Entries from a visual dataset

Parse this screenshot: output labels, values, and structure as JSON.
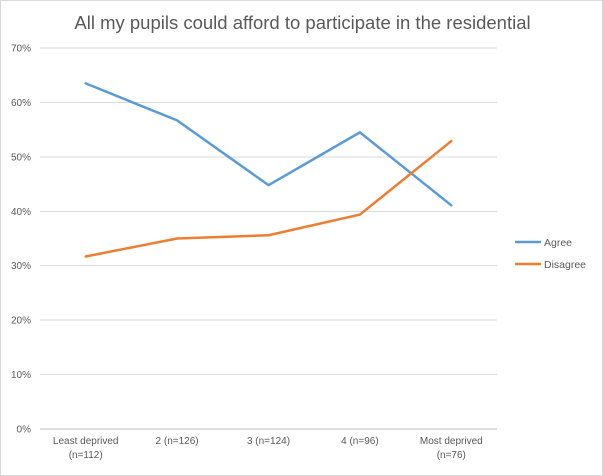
{
  "chart_data": {
    "type": "line",
    "title": "All my pupils could afford to participate in the residential",
    "categories": [
      "Least deprived (n=112)",
      "2 (n=126)",
      "3 (n=124)",
      "4 (n=96)",
      "Most deprived (n=76)"
    ],
    "category_lines": [
      [
        "Least deprived",
        "(n=112)"
      ],
      [
        "2 (n=126)"
      ],
      [
        "3 (n=124)"
      ],
      [
        "4 (n=96)"
      ],
      [
        "Most deprived",
        "(n=76)"
      ]
    ],
    "y_ticks": [
      "0%",
      "10%",
      "20%",
      "30%",
      "40%",
      "50%",
      "60%",
      "70%"
    ],
    "ylim": [
      0,
      70
    ],
    "grid": true,
    "legend_position": "right",
    "series": [
      {
        "name": "Agree",
        "color": "#5b9bd5",
        "values": [
          63.5,
          56.7,
          44.8,
          54.5,
          41.1
        ]
      },
      {
        "name": "Disagree",
        "color": "#ed7d31",
        "values": [
          31.7,
          35.0,
          35.6,
          39.4,
          52.9
        ]
      }
    ]
  }
}
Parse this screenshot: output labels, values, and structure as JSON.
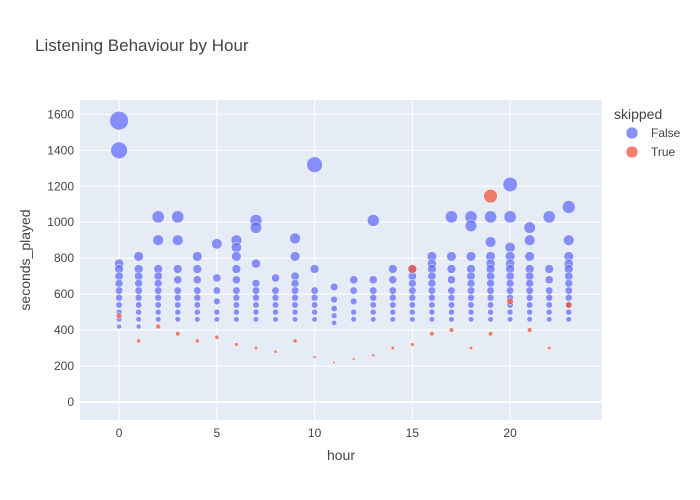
{
  "chart_data": {
    "type": "scatter",
    "title": "Listening Behaviour by Hour",
    "xlabel": "hour",
    "ylabel": "seconds_played",
    "xlim": [
      -2,
      24.7
    ],
    "ylim": [
      -100,
      1680
    ],
    "xticks": [
      0,
      5,
      10,
      15,
      20
    ],
    "yticks": [
      0,
      200,
      400,
      600,
      800,
      1000,
      1200,
      1400,
      1600
    ],
    "grid": true,
    "legend": {
      "title": "skipped",
      "position": "top-right"
    },
    "series": [
      {
        "name": "False",
        "color": "#636efa",
        "points": [
          [
            0,
            1565
          ],
          [
            0,
            1400
          ],
          [
            0,
            770
          ],
          [
            0,
            740
          ],
          [
            0,
            700
          ],
          [
            0,
            660
          ],
          [
            0,
            620
          ],
          [
            0,
            580
          ],
          [
            0,
            540
          ],
          [
            0,
            500
          ],
          [
            0,
            460
          ],
          [
            0,
            420
          ],
          [
            1,
            810
          ],
          [
            1,
            740
          ],
          [
            1,
            700
          ],
          [
            1,
            660
          ],
          [
            1,
            620
          ],
          [
            1,
            580
          ],
          [
            1,
            540
          ],
          [
            1,
            500
          ],
          [
            1,
            460
          ],
          [
            1,
            420
          ],
          [
            2,
            1030
          ],
          [
            2,
            900
          ],
          [
            2,
            740
          ],
          [
            2,
            700
          ],
          [
            2,
            660
          ],
          [
            2,
            620
          ],
          [
            2,
            580
          ],
          [
            2,
            540
          ],
          [
            2,
            500
          ],
          [
            2,
            460
          ],
          [
            3,
            1030
          ],
          [
            3,
            900
          ],
          [
            3,
            740
          ],
          [
            3,
            680
          ],
          [
            3,
            620
          ],
          [
            3,
            580
          ],
          [
            3,
            540
          ],
          [
            3,
            500
          ],
          [
            3,
            460
          ],
          [
            4,
            810
          ],
          [
            4,
            740
          ],
          [
            4,
            680
          ],
          [
            4,
            620
          ],
          [
            4,
            580
          ],
          [
            4,
            540
          ],
          [
            4,
            500
          ],
          [
            4,
            460
          ],
          [
            5,
            880
          ],
          [
            5,
            690
          ],
          [
            5,
            620
          ],
          [
            5,
            560
          ],
          [
            5,
            500
          ],
          [
            5,
            460
          ],
          [
            6,
            900
          ],
          [
            6,
            860
          ],
          [
            6,
            810
          ],
          [
            6,
            740
          ],
          [
            6,
            680
          ],
          [
            6,
            620
          ],
          [
            6,
            580
          ],
          [
            6,
            540
          ],
          [
            6,
            500
          ],
          [
            6,
            460
          ],
          [
            7,
            1010
          ],
          [
            7,
            970
          ],
          [
            7,
            770
          ],
          [
            7,
            660
          ],
          [
            7,
            620
          ],
          [
            7,
            580
          ],
          [
            7,
            540
          ],
          [
            7,
            500
          ],
          [
            7,
            460
          ],
          [
            8,
            690
          ],
          [
            8,
            620
          ],
          [
            8,
            580
          ],
          [
            8,
            540
          ],
          [
            8,
            500
          ],
          [
            8,
            460
          ],
          [
            9,
            910
          ],
          [
            9,
            810
          ],
          [
            9,
            700
          ],
          [
            9,
            660
          ],
          [
            9,
            620
          ],
          [
            9,
            580
          ],
          [
            9,
            540
          ],
          [
            9,
            500
          ],
          [
            9,
            460
          ],
          [
            10,
            1320
          ],
          [
            10,
            740
          ],
          [
            10,
            620
          ],
          [
            10,
            580
          ],
          [
            10,
            540
          ],
          [
            10,
            500
          ],
          [
            10,
            460
          ],
          [
            11,
            640
          ],
          [
            11,
            570
          ],
          [
            11,
            520
          ],
          [
            11,
            480
          ],
          [
            11,
            440
          ],
          [
            12,
            680
          ],
          [
            12,
            620
          ],
          [
            12,
            560
          ],
          [
            12,
            500
          ],
          [
            12,
            460
          ],
          [
            13,
            1010
          ],
          [
            13,
            680
          ],
          [
            13,
            620
          ],
          [
            13,
            580
          ],
          [
            13,
            540
          ],
          [
            13,
            500
          ],
          [
            13,
            460
          ],
          [
            14,
            740
          ],
          [
            14,
            680
          ],
          [
            14,
            620
          ],
          [
            14,
            580
          ],
          [
            14,
            540
          ],
          [
            14,
            500
          ],
          [
            14,
            460
          ],
          [
            15,
            740
          ],
          [
            15,
            700
          ],
          [
            15,
            660
          ],
          [
            15,
            620
          ],
          [
            15,
            580
          ],
          [
            15,
            540
          ],
          [
            15,
            500
          ],
          [
            15,
            460
          ],
          [
            16,
            810
          ],
          [
            16,
            770
          ],
          [
            16,
            740
          ],
          [
            16,
            700
          ],
          [
            16,
            660
          ],
          [
            16,
            620
          ],
          [
            16,
            580
          ],
          [
            16,
            540
          ],
          [
            16,
            500
          ],
          [
            16,
            460
          ],
          [
            17,
            1030
          ],
          [
            17,
            810
          ],
          [
            17,
            740
          ],
          [
            17,
            680
          ],
          [
            17,
            620
          ],
          [
            17,
            580
          ],
          [
            17,
            540
          ],
          [
            17,
            500
          ],
          [
            17,
            460
          ],
          [
            18,
            1030
          ],
          [
            18,
            980
          ],
          [
            18,
            810
          ],
          [
            18,
            740
          ],
          [
            18,
            700
          ],
          [
            18,
            660
          ],
          [
            18,
            620
          ],
          [
            18,
            580
          ],
          [
            18,
            540
          ],
          [
            18,
            500
          ],
          [
            18,
            460
          ],
          [
            19,
            1030
          ],
          [
            19,
            890
          ],
          [
            19,
            810
          ],
          [
            19,
            770
          ],
          [
            19,
            740
          ],
          [
            19,
            700
          ],
          [
            19,
            660
          ],
          [
            19,
            620
          ],
          [
            19,
            580
          ],
          [
            19,
            540
          ],
          [
            19,
            500
          ],
          [
            19,
            460
          ],
          [
            20,
            1210
          ],
          [
            20,
            1030
          ],
          [
            20,
            860
          ],
          [
            20,
            810
          ],
          [
            20,
            770
          ],
          [
            20,
            740
          ],
          [
            20,
            700
          ],
          [
            20,
            660
          ],
          [
            20,
            620
          ],
          [
            20,
            580
          ],
          [
            20,
            540
          ],
          [
            20,
            500
          ],
          [
            20,
            460
          ],
          [
            21,
            970
          ],
          [
            21,
            900
          ],
          [
            21,
            810
          ],
          [
            21,
            740
          ],
          [
            21,
            700
          ],
          [
            21,
            660
          ],
          [
            21,
            620
          ],
          [
            21,
            580
          ],
          [
            21,
            540
          ],
          [
            21,
            500
          ],
          [
            21,
            460
          ],
          [
            22,
            1030
          ],
          [
            22,
            740
          ],
          [
            22,
            680
          ],
          [
            22,
            620
          ],
          [
            22,
            580
          ],
          [
            22,
            540
          ],
          [
            22,
            500
          ],
          [
            22,
            460
          ],
          [
            23,
            1085
          ],
          [
            23,
            900
          ],
          [
            23,
            810
          ],
          [
            23,
            770
          ],
          [
            23,
            740
          ],
          [
            23,
            700
          ],
          [
            23,
            660
          ],
          [
            23,
            620
          ],
          [
            23,
            580
          ],
          [
            23,
            540
          ],
          [
            23,
            500
          ],
          [
            23,
            460
          ]
        ]
      },
      {
        "name": "True",
        "color": "#ef553b",
        "points": [
          [
            0,
            480
          ],
          [
            1,
            340
          ],
          [
            2,
            420
          ],
          [
            3,
            380
          ],
          [
            4,
            340
          ],
          [
            5,
            360
          ],
          [
            6,
            320
          ],
          [
            7,
            300
          ],
          [
            8,
            280
          ],
          [
            9,
            340
          ],
          [
            10,
            250
          ],
          [
            11,
            220
          ],
          [
            12,
            240
          ],
          [
            13,
            260
          ],
          [
            14,
            300
          ],
          [
            15,
            740
          ],
          [
            15,
            320
          ],
          [
            16,
            380
          ],
          [
            17,
            400
          ],
          [
            18,
            300
          ],
          [
            19,
            1145
          ],
          [
            19,
            380
          ],
          [
            20,
            560
          ],
          [
            21,
            400
          ],
          [
            22,
            300
          ],
          [
            23,
            540
          ]
        ]
      }
    ]
  }
}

Exercise description
Pull out each line of the listing that holds the string "deprived".

Final result
      "Least deprived (n=112)",
      "Most deprived (n=76)"
        "Least deprived",
        "Most deprived",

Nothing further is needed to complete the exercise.